## Exercise
Report how many lines in the records hold the string "from"; give the number and nothing else.
::::::
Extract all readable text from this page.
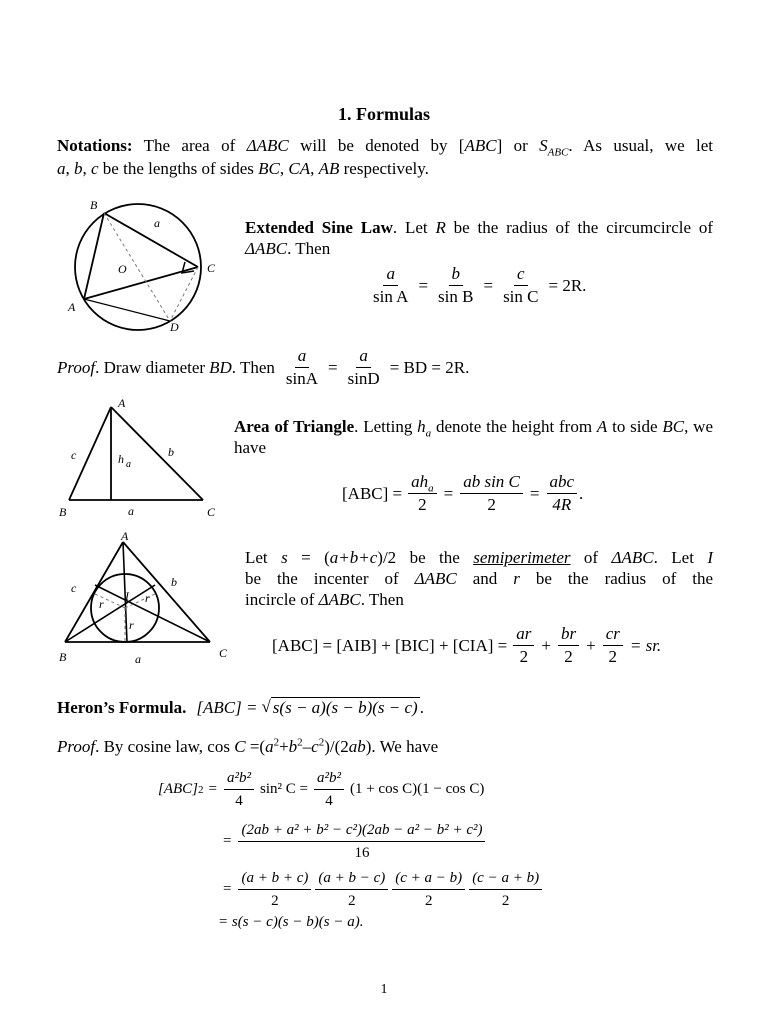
1. Formulas
Notations: The area of ΔABC will be denoted by [ABC] or $S_{ABC}$. As usual, we let
a, b, c be the lengths of sides BC, CA, AB respectively.
B
a
O	C
A
D
Extended Sine Law. Let R be the radius of the circumcircle of ΔABC. Then
$\frac{a}{\text{sin A}} = \frac{b}{\text{sin B}} = \frac{c}{\text{sin C}} = 2R$.
Proof . Draw diameter BD . Then $\frac{a}{\sin A} = \frac{a}{\sin D}$ = BD = 2R.
A
c	h a
b
B	a	C
Area of Triangle. Letting $h_a$ denote the height from A to side BC, we have
$[ABC] = \frac{ah_a}{2} = \frac{\text{ab sin C}}{2} = \frac{\text{abc}}{4R}$ .
A
c	b
r
I r
r
B	a	C
Let s = (a+b+c)/2 be the semiperimeter of ΔABC. Let I
be the incenter of ΔABC and r be the radius of the
incircle of ΔABC. Then
$[ABC] = [AIB] + [BIC] + [CIA] = \frac{ar}{2} + \frac{br}{2} + \frac{cr}{2}$ = sr.
Heron’s Formula . [ABC] = √ s(s − a)(s − b)(s − c) .
Proof. By cosine law, $\cos C =(a^2+b^2-c^2)/(2ab)$. We have
[ABC] $2 = \frac{\text{a²b²}}{4} \sin^2$ $C = \frac{\text{a²b²}}{4} (1 + \cos C)(1 - \cos C)$
= $\frac{\text{(2ab + a² + b² − c²)(2ab − a² − b² + c²)}}{16}$
= $\frac{(a + b + c)}{2} \frac{(a + b - c)}{2} \frac{(c + a - b)}{2} \frac{(c - a + b)}{2}$
= s(s − c)(s − b)(s − a).
1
::::::
## Response to the task
2